# WHAT YOU ARE ASKED TO DO
Leave out the images; return the rest of the data exactly.

# DATA FOR THE TASK
= = =
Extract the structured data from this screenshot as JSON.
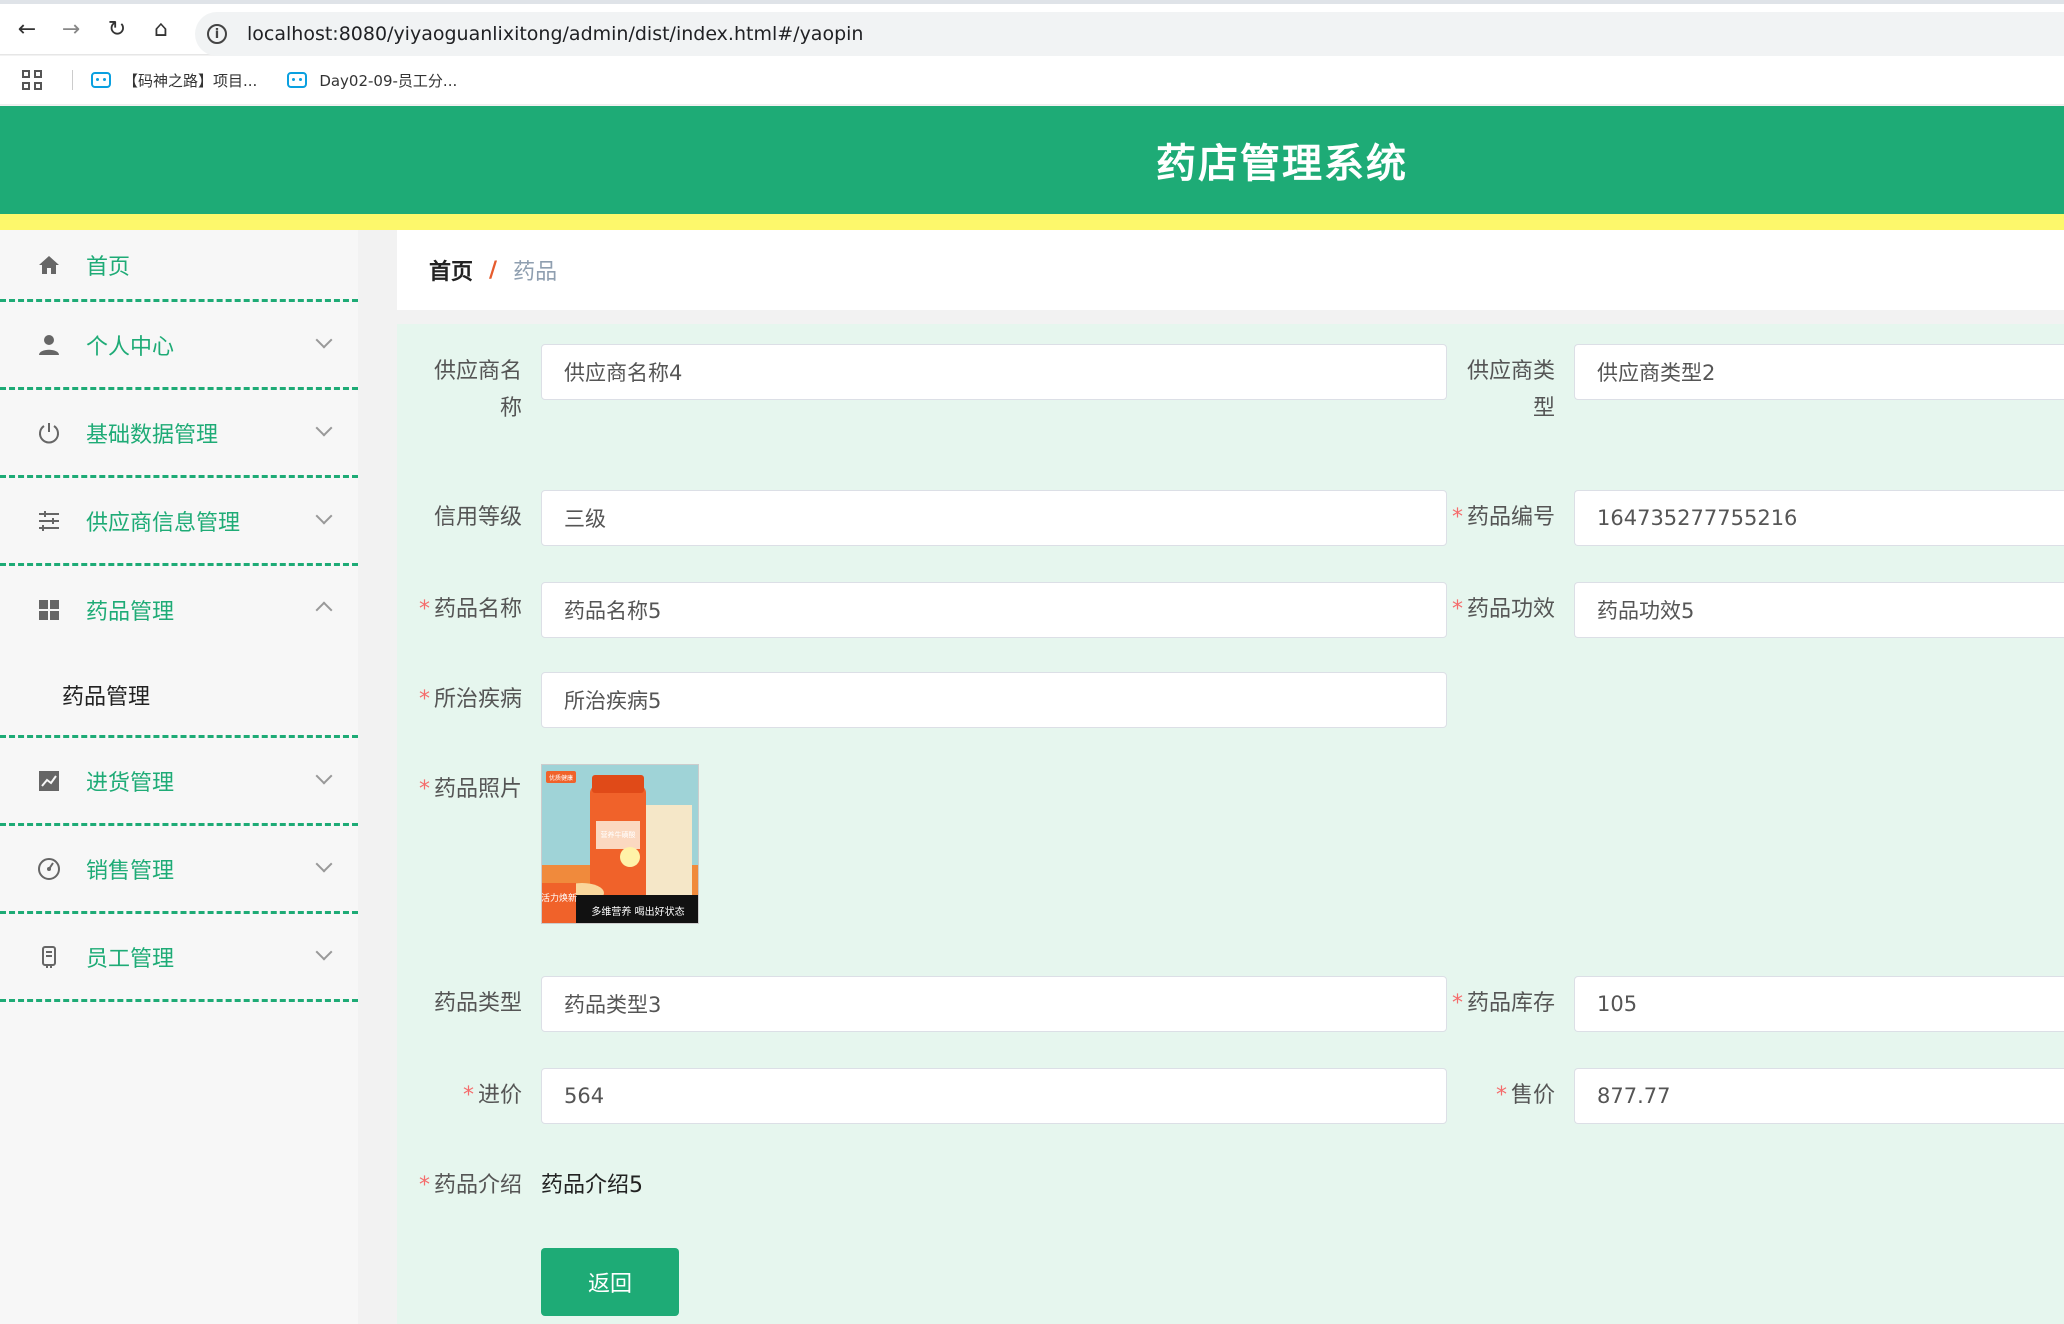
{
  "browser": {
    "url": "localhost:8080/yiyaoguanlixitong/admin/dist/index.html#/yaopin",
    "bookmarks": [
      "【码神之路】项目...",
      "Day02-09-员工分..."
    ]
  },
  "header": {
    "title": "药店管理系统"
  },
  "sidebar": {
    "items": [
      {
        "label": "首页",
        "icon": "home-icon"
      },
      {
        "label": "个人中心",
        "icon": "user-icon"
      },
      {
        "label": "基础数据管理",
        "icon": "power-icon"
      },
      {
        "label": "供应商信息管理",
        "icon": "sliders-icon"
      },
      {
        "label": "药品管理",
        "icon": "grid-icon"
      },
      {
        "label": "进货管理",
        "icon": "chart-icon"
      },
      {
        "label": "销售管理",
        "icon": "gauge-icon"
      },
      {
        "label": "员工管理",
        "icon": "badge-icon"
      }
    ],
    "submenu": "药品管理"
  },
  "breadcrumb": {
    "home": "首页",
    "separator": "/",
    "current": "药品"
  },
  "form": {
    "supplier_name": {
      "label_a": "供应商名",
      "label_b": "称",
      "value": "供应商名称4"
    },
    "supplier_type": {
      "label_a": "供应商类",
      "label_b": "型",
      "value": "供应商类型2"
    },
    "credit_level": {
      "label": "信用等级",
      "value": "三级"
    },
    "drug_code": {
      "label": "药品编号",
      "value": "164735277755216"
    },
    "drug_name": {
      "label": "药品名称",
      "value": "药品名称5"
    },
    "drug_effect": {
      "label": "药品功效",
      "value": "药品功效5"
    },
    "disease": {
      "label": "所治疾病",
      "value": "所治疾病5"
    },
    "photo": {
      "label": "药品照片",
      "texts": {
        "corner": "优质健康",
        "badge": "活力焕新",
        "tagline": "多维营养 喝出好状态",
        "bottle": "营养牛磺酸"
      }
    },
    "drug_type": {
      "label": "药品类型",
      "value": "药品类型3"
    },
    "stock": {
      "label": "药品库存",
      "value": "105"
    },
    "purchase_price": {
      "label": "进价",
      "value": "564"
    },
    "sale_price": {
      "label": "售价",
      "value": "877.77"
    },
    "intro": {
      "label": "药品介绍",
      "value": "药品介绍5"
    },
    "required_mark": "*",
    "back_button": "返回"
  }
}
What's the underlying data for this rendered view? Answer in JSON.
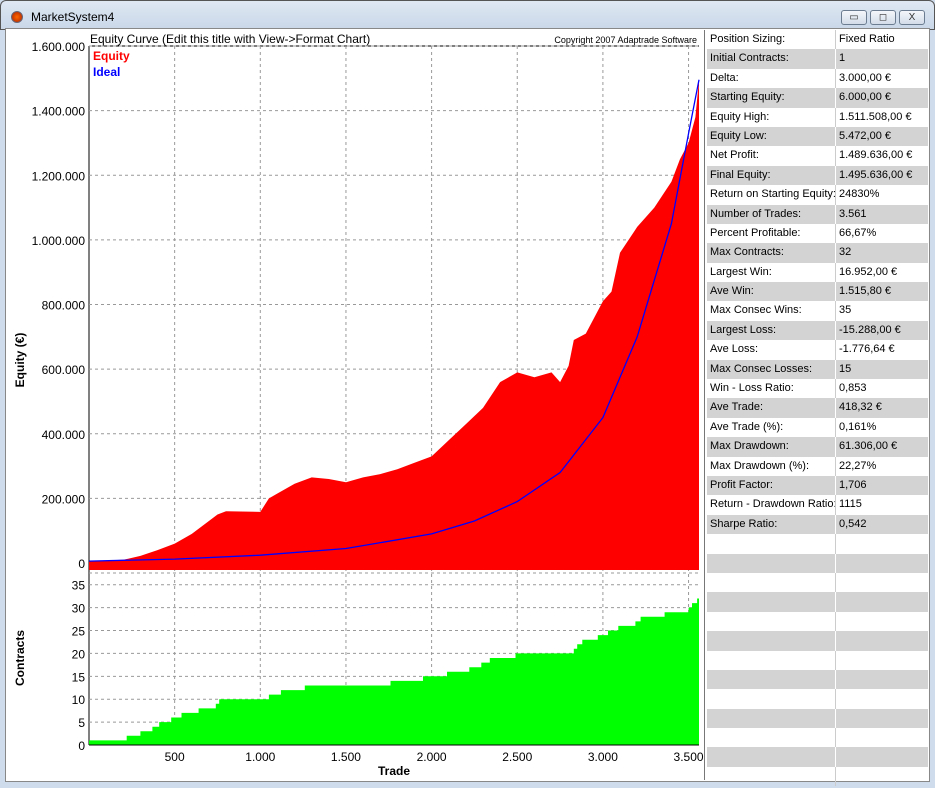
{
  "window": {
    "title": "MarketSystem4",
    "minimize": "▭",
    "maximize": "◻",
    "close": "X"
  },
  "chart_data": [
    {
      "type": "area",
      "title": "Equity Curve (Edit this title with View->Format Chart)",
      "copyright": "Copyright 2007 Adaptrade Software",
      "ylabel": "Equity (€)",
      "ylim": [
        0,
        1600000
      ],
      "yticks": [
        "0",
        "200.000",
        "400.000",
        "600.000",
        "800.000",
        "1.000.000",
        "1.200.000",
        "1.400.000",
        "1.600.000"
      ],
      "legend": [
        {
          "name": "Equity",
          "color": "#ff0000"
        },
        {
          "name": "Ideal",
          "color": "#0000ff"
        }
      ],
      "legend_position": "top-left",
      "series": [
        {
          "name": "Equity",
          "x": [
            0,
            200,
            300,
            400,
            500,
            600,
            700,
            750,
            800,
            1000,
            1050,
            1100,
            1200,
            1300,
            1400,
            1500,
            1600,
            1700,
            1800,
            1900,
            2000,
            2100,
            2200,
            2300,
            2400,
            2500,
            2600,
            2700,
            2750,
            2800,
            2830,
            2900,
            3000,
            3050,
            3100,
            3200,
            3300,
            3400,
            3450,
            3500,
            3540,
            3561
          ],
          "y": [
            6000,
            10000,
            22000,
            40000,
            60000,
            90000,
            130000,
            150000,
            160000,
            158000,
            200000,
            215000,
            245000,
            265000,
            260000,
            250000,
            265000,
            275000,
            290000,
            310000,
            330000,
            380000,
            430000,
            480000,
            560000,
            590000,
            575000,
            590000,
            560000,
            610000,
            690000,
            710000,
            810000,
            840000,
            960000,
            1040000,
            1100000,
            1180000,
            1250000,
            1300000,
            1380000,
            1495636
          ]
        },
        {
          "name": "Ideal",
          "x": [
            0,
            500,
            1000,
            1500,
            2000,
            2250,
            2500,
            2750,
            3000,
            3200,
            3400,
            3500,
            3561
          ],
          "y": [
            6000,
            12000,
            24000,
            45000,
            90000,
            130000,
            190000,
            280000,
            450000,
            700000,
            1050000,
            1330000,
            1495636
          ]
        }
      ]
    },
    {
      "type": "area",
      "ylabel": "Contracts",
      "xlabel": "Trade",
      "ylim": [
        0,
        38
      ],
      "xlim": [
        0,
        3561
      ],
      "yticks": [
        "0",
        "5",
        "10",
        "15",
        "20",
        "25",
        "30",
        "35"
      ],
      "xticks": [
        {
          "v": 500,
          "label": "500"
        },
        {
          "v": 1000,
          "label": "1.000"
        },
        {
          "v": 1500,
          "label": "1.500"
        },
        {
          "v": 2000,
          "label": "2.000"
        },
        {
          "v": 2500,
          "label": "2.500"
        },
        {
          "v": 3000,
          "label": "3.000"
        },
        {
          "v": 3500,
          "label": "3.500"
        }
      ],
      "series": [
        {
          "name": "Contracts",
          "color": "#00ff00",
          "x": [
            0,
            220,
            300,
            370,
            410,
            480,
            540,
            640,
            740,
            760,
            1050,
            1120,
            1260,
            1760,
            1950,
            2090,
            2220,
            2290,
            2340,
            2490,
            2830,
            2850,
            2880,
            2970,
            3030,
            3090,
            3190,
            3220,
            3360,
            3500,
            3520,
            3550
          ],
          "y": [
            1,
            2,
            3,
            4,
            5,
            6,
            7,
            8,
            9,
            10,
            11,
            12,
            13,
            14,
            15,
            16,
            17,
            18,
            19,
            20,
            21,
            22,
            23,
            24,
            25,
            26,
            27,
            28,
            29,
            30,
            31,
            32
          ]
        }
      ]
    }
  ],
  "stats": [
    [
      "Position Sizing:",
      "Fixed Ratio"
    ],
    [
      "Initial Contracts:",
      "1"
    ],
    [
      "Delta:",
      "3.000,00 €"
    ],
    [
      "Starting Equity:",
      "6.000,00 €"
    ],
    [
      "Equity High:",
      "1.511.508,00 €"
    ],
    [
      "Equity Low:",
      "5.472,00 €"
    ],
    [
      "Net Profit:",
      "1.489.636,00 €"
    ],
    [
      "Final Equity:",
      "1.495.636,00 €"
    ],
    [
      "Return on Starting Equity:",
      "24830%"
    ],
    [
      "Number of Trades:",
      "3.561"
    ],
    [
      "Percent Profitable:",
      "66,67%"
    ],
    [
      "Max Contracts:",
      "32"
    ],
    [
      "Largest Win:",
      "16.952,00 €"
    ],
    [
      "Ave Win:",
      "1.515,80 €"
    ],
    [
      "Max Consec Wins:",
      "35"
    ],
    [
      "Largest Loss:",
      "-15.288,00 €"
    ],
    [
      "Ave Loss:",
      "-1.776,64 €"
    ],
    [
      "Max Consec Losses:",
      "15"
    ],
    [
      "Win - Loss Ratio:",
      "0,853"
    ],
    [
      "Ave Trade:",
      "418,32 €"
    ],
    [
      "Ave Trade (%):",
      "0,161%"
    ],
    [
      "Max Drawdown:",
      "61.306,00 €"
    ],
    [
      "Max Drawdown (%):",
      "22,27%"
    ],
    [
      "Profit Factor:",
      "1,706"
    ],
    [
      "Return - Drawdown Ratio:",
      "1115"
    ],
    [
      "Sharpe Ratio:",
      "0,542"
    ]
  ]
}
= = =
# SOLUTION BELOW
Extract the structured data from this screenshot as JSON.
{
  "browser": {
    "url": "localhost:8080/yiyaoguanlixitong/admin/dist/index.html#/yaopin",
    "bookmarks": [
      "【码神之路】项目...",
      "Day02-09-员工分..."
    ]
  },
  "header": {
    "title": "药店管理系统"
  },
  "sidebar": {
    "items": [
      {
        "label": "首页",
        "icon": "home-icon"
      },
      {
        "label": "个人中心",
        "icon": "user-icon"
      },
      {
        "label": "基础数据管理",
        "icon": "power-icon"
      },
      {
        "label": "供应商信息管理",
        "icon": "sliders-icon"
      },
      {
        "label": "药品管理",
        "icon": "grid-icon"
      },
      {
        "label": "进货管理",
        "icon": "chart-icon"
      },
      {
        "label": "销售管理",
        "icon": "gauge-icon"
      },
      {
        "label": "员工管理",
        "icon": "badge-icon"
      }
    ],
    "submenu": "药品管理"
  },
  "breadcrumb": {
    "home": "首页",
    "separator": "/",
    "current": "药品"
  },
  "form": {
    "supplier_name": {
      "label_a": "供应商名",
      "label_b": "称",
      "value": "供应商名称4"
    },
    "supplier_type": {
      "label_a": "供应商类",
      "label_b": "型",
      "value": "供应商类型2"
    },
    "credit_level": {
      "label": "信用等级",
      "value": "三级"
    },
    "drug_code": {
      "label": "药品编号",
      "value": "164735277755216"
    },
    "drug_name": {
      "label": "药品名称",
      "value": "药品名称5"
    },
    "drug_effect": {
      "label": "药品功效",
      "value": "药品功效5"
    },
    "disease": {
      "label": "所治疾病",
      "value": "所治疾病5"
    },
    "photo": {
      "label": "药品照片",
      "texts": {
        "corner": "优质健康",
        "badge": "活力焕新",
        "tagline": "多维营养 喝出好状态",
        "bottle": "营养牛磺酸"
      }
    },
    "drug_type": {
      "label": "药品类型",
      "value": "药品类型3"
    },
    "stock": {
      "label": "药品库存",
      "value": "105"
    },
    "purchase_price": {
      "label": "进价",
      "value": "564"
    },
    "sale_price": {
      "label": "售价",
      "value": "877.77"
    },
    "intro": {
      "label": "药品介绍",
      "value": "药品介绍5"
    },
    "required_mark": "*",
    "back_button": "返回"
  }
}
What's the underlying data for this rendered view? Answer in JSON.
{
  "window": {
    "title": "MarketSystem4",
    "minimize": "▭",
    "maximize": "◻",
    "close": "X"
  },
  "chart_data": [
    {
      "type": "area",
      "title": "Equity Curve (Edit this title with View->Format Chart)",
      "copyright": "Copyright 2007 Adaptrade Software",
      "ylabel": "Equity (€)",
      "ylim": [
        0,
        1600000
      ],
      "yticks": [
        "0",
        "200.000",
        "400.000",
        "600.000",
        "800.000",
        "1.000.000",
        "1.200.000",
        "1.400.000",
        "1.600.000"
      ],
      "legend": [
        {
          "name": "Equity",
          "color": "#ff0000"
        },
        {
          "name": "Ideal",
          "color": "#0000ff"
        }
      ],
      "legend_position": "top-left",
      "series": [
        {
          "name": "Equity",
          "x": [
            0,
            200,
            300,
            400,
            500,
            600,
            700,
            750,
            800,
            1000,
            1050,
            1100,
            1200,
            1300,
            1400,
            1500,
            1600,
            1700,
            1800,
            1900,
            2000,
            2100,
            2200,
            2300,
            2400,
            2500,
            2600,
            2700,
            2750,
            2800,
            2830,
            2900,
            3000,
            3050,
            3100,
            3200,
            3300,
            3400,
            3450,
            3500,
            3540,
            3561
          ],
          "y": [
            6000,
            10000,
            22000,
            40000,
            60000,
            90000,
            130000,
            150000,
            160000,
            158000,
            200000,
            215000,
            245000,
            265000,
            260000,
            250000,
            265000,
            275000,
            290000,
            310000,
            330000,
            380000,
            430000,
            480000,
            560000,
            590000,
            575000,
            590000,
            560000,
            610000,
            690000,
            710000,
            810000,
            840000,
            960000,
            1040000,
            1100000,
            1180000,
            1250000,
            1300000,
            1380000,
            1495636
          ]
        },
        {
          "name": "Ideal",
          "x": [
            0,
            500,
            1000,
            1500,
            2000,
            2250,
            2500,
            2750,
            3000,
            3200,
            3400,
            3500,
            3561
          ],
          "y": [
            6000,
            12000,
            24000,
            45000,
            90000,
            130000,
            190000,
            280000,
            450000,
            700000,
            1050000,
            1330000,
            1495636
          ]
        }
      ]
    },
    {
      "type": "area",
      "ylabel": "Contracts",
      "xlabel": "Trade",
      "ylim": [
        0,
        38
      ],
      "xlim": [
        0,
        3561
      ],
      "yticks": [
        "0",
        "5",
        "10",
        "15",
        "20",
        "25",
        "30",
        "35"
      ],
      "xticks": [
        {
          "v": 500,
          "label": "500"
        },
        {
          "v": 1000,
          "label": "1.000"
        },
        {
          "v": 1500,
          "label": "1.500"
        },
        {
          "v": 2000,
          "label": "2.000"
        },
        {
          "v": 2500,
          "label": "2.500"
        },
        {
          "v": 3000,
          "label": "3.000"
        },
        {
          "v": 3500,
          "label": "3.500"
        }
      ],
      "series": [
        {
          "name": "Contracts",
          "color": "#00ff00",
          "x": [
            0,
            220,
            300,
            370,
            410,
            480,
            540,
            640,
            740,
            760,
            1050,
            1120,
            1260,
            1760,
            1950,
            2090,
            2220,
            2290,
            2340,
            2490,
            2830,
            2850,
            2880,
            2970,
            3030,
            3090,
            3190,
            3220,
            3360,
            3500,
            3520,
            3550
          ],
          "y": [
            1,
            2,
            3,
            4,
            5,
            6,
            7,
            8,
            9,
            10,
            11,
            12,
            13,
            14,
            15,
            16,
            17,
            18,
            19,
            20,
            21,
            22,
            23,
            24,
            25,
            26,
            27,
            28,
            29,
            30,
            31,
            32
          ]
        }
      ]
    }
  ],
  "stats": [
    [
      "Position Sizing:",
      "Fixed Ratio"
    ],
    [
      "Initial Contracts:",
      "1"
    ],
    [
      "Delta:",
      "3.000,00 €"
    ],
    [
      "Starting Equity:",
      "6.000,00 €"
    ],
    [
      "Equity High:",
      "1.511.508,00 €"
    ],
    [
      "Equity Low:",
      "5.472,00 €"
    ],
    [
      "Net Profit:",
      "1.489.636,00 €"
    ],
    [
      "Final Equity:",
      "1.495.636,00 €"
    ],
    [
      "Return on Starting Equity:",
      "24830%"
    ],
    [
      "Number of Trades:",
      "3.561"
    ],
    [
      "Percent Profitable:",
      "66,67%"
    ],
    [
      "Max Contracts:",
      "32"
    ],
    [
      "Largest Win:",
      "16.952,00 €"
    ],
    [
      "Ave Win:",
      "1.515,80 €"
    ],
    [
      "Max Consec Wins:",
      "35"
    ],
    [
      "Largest Loss:",
      "-15.288,00 €"
    ],
    [
      "Ave Loss:",
      "-1.776,64 €"
    ],
    [
      "Max Consec Losses:",
      "15"
    ],
    [
      "Win - Loss Ratio:",
      "0,853"
    ],
    [
      "Ave Trade:",
      "418,32 €"
    ],
    [
      "Ave Trade (%):",
      "0,161%"
    ],
    [
      "Max Drawdown:",
      "61.306,00 €"
    ],
    [
      "Max Drawdown (%):",
      "22,27%"
    ],
    [
      "Profit Factor:",
      "1,706"
    ],
    [
      "Return - Drawdown Ratio:",
      "1115"
    ],
    [
      "Sharpe Ratio:",
      "0,542"
    ]
  ]
}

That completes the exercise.